**EXERCISE INPUT:**
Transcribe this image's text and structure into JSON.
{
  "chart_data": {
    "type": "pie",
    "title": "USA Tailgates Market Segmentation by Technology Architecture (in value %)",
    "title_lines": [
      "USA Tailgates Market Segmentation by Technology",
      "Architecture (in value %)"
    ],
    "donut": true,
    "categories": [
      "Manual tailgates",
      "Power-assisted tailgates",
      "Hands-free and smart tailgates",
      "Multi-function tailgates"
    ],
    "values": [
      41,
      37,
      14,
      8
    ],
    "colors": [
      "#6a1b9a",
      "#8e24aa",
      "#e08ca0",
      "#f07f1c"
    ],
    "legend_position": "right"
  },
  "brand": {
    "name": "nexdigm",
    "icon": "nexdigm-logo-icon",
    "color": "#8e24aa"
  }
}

**THE TASK:** Emit the records above again, exactly, with no line skipped.

**SOLUTION TO THE EXERCISE:**
Transcribe this image's text and structure into JSON.
{
  "chart_data": {
    "type": "pie",
    "title": "USA Tailgates Market Segmentation by Technology Architecture (in value %)",
    "title_lines": [
      "USA Tailgates Market Segmentation by Technology",
      "Architecture (in value %)"
    ],
    "donut": true,
    "categories": [
      "Manual tailgates",
      "Power-assisted tailgates",
      "Hands-free and smart tailgates",
      "Multi-function tailgates"
    ],
    "values": [
      41,
      37,
      14,
      8
    ],
    "colors": [
      "#6a1b9a",
      "#8e24aa",
      "#e08ca0",
      "#f07f1c"
    ],
    "legend_position": "right"
  },
  "brand": {
    "name": "nexdigm",
    "icon": "nexdigm-logo-icon",
    "color": "#8e24aa"
  }
}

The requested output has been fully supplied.